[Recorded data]
────────────────

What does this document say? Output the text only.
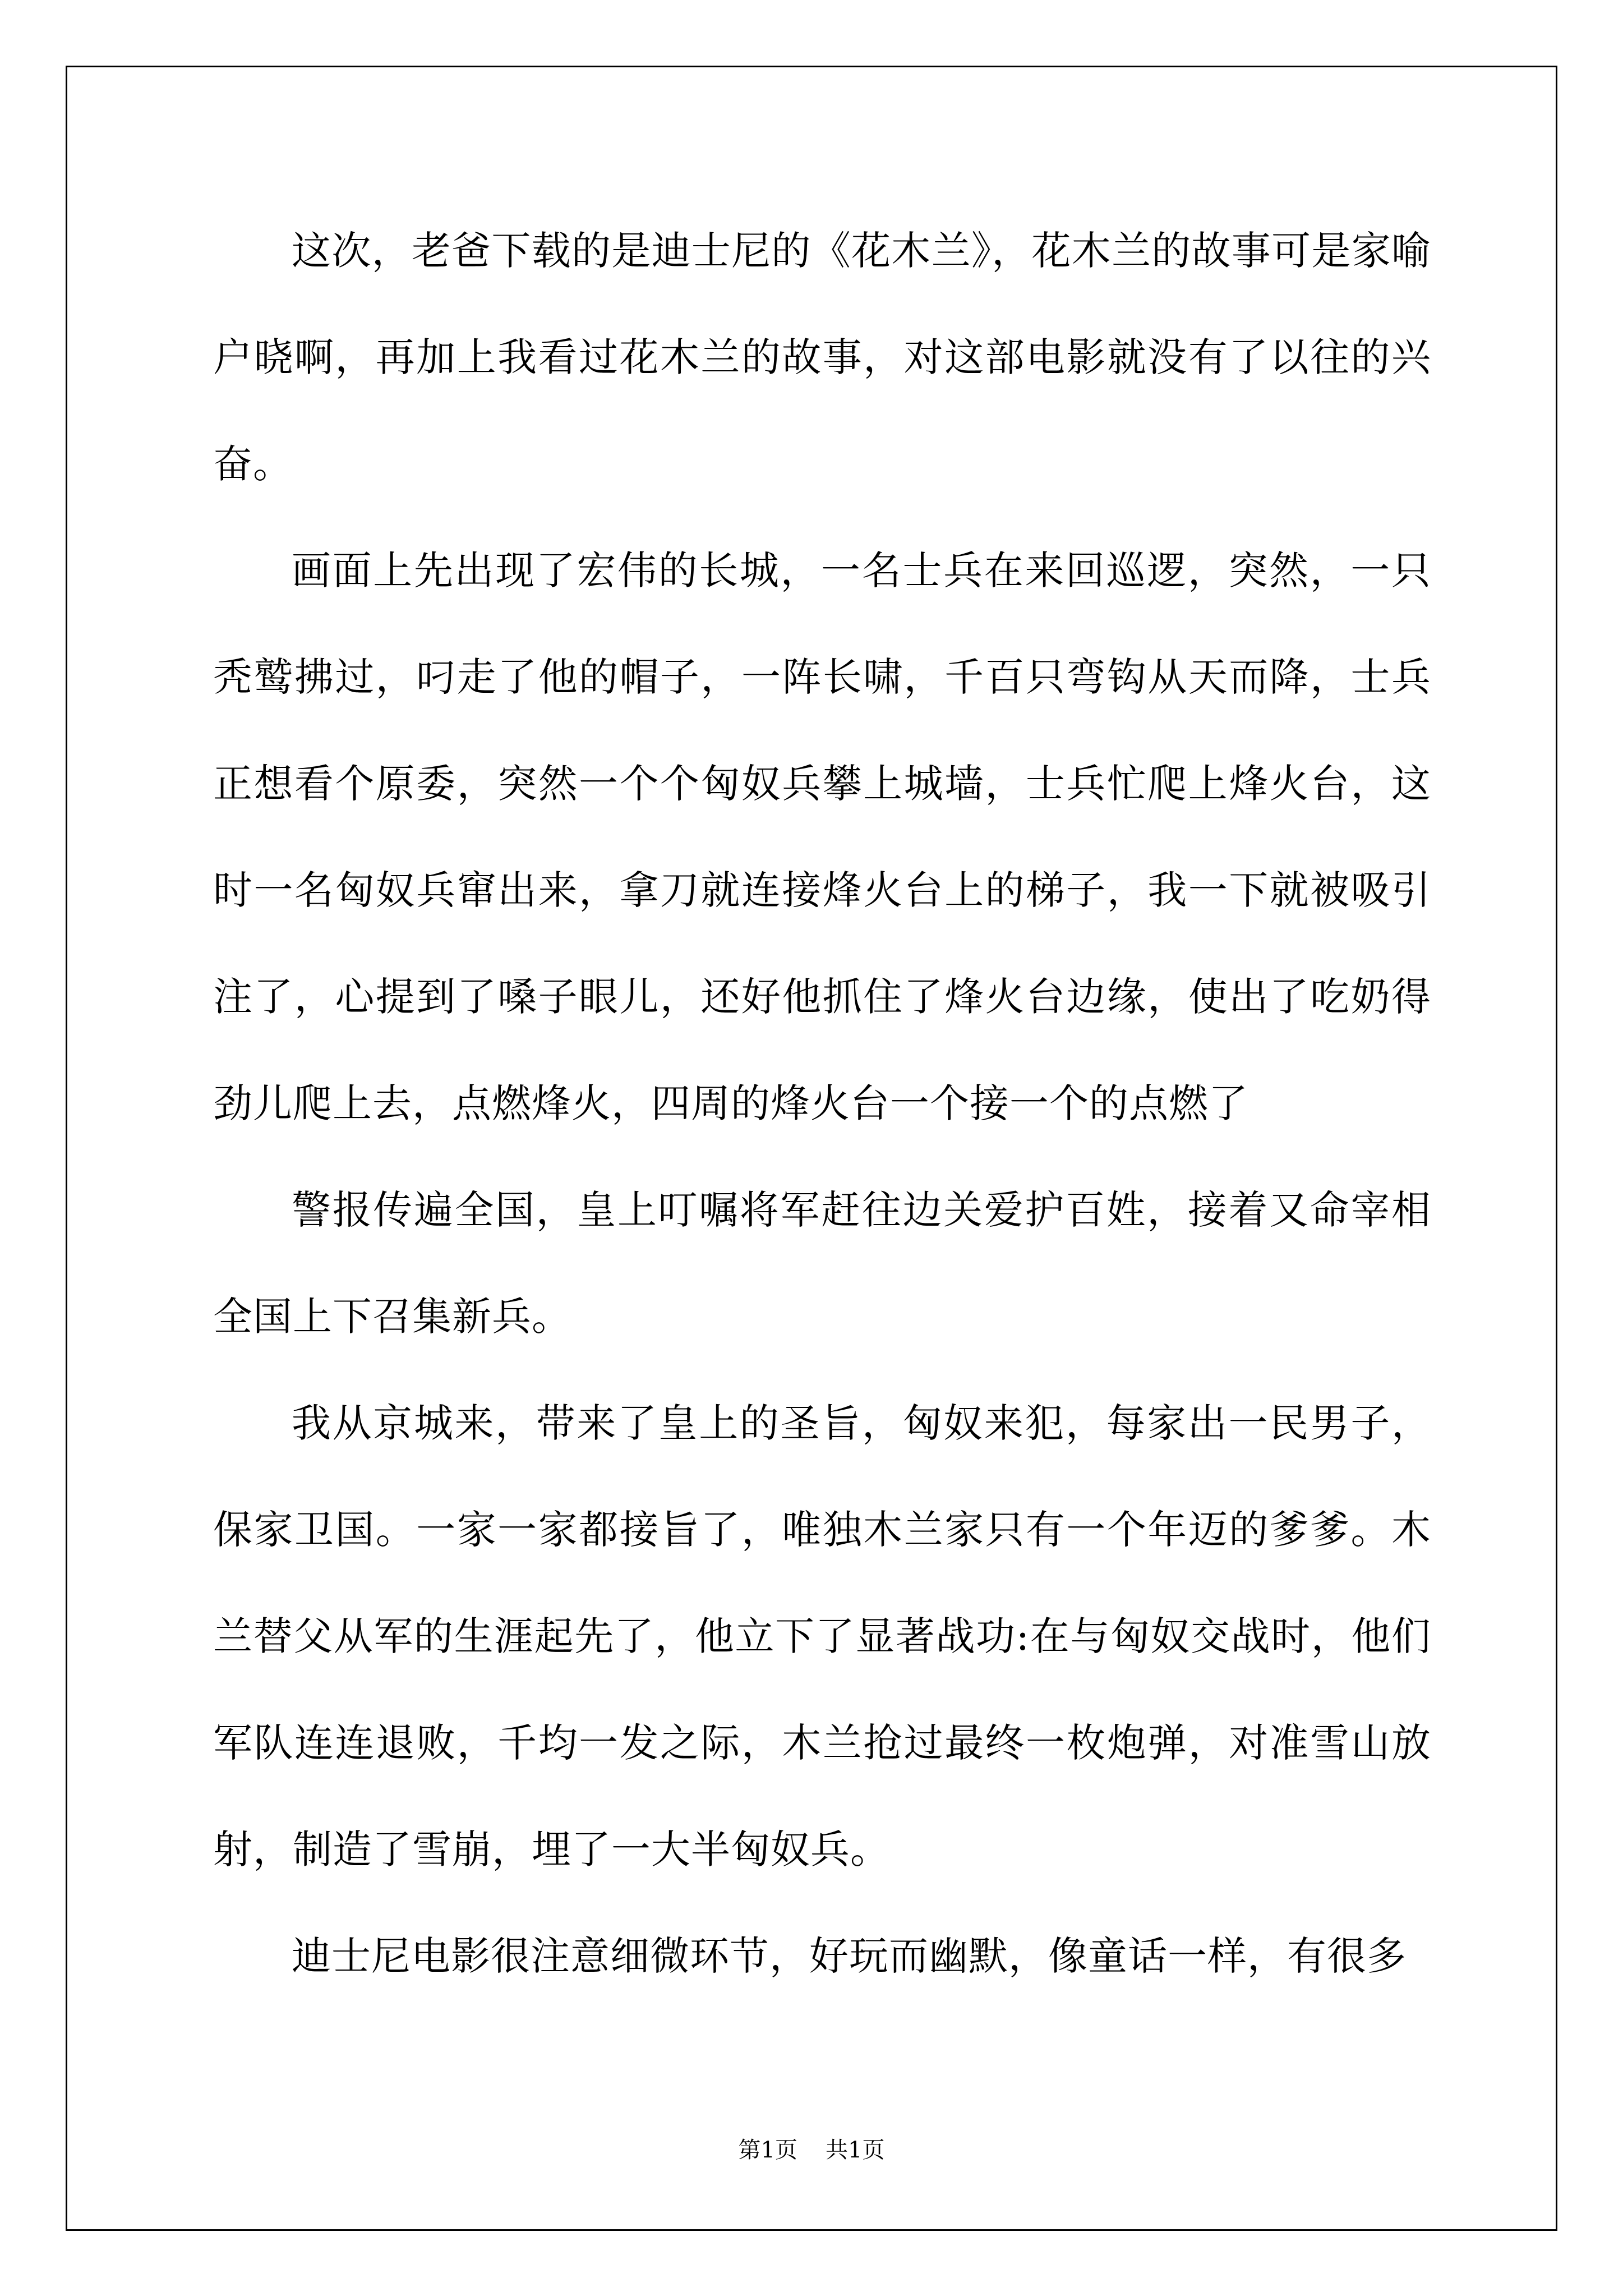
这次，老爸下载的是迪士尼的《花木兰》，花木兰的故事可是家喻户晓啊，再加上我看过花木兰的故事，对这部电影就没有了以往的兴奋。

画面上先出现了宏伟的长城，一名士兵在来回巡逻，突然，一只秃鹫拂过，叼走了他的帽子，一阵长啸，千百只弯钩从天而降，士兵正想看个原委，突然一个个匈奴兵攀上城墙，士兵忙爬上烽火台，这时一名匈奴兵窜出来，拿刀就连接烽火台上的梯子，我一下就被吸引注了，心提到了嗓子眼儿，还好他抓住了烽火台边缘，使出了吃奶得劲儿爬上去，点燃烽火，四周的烽火台一个接一个的点燃了

警报传遍全国，皇上叮嘱将军赶往边关爱护百姓，接着又命宰相全国上下召集新兵。

我从京城来，带来了皇上的圣旨，匈奴来犯，每家出一民男子，保家卫国。一家一家都接旨了，唯独木兰家只有一个年迈的爹爹。木兰替父从军的生涯起先了，他立下了显著战功:在与匈奴交战时，他们军队连连退败，千均一发之际，木兰抢过最终一枚炮弹，对准雪山放射，制造了雪崩，埋了一大半匈奴兵。

迪士尼电影很注意细微环节，好玩而幽默，像童话一样，有很多

第1页 共1页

────────────────

WORK TO BE COMPLETED: Excluding the pictures, restate the records above word for word.

EXERCISE OUTPUT:
What does this document say? Output the text only.
这次，老爸下载的是迪士尼的《花木兰》，花木兰的故事可是家喻户晓啊，再加上我看过花木兰的故事，对这部电影就没有了以往的兴奋。

画面上先出现了宏伟的长城，一名士兵在来回巡逻，突然，一只秃鹫拂过，叼走了他的帽子，一阵长啸，千百只弯钩从天而降，士兵正想看个原委，突然一个个匈奴兵攀上城墙，士兵忙爬上烽火台，这时一名匈奴兵窜出来，拿刀就连接烽火台上的梯子，我一下就被吸引注了，心提到了嗓子眼儿，还好他抓住了烽火台边缘，使出了吃奶得劲儿爬上去，点燃烽火，四周的烽火台一个接一个的点燃了

警报传遍全国，皇上叮嘱将军赶往边关爱护百姓，接着又命宰相全国上下召集新兵。

我从京城来，带来了皇上的圣旨，匈奴来犯，每家出一民男子，保家卫国。一家一家都接旨了，唯独木兰家只有一个年迈的爹爹。木兰替父从军的生涯起先了，他立下了显著战功:在与匈奴交战时，他们军队连连退败，千均一发之际，木兰抢过最终一枚炮弹，对准雪山放射，制造了雪崩，埋了一大半匈奴兵。

迪士尼电影很注意细微环节，好玩而幽默，像童话一样，有很多

第1页 共1页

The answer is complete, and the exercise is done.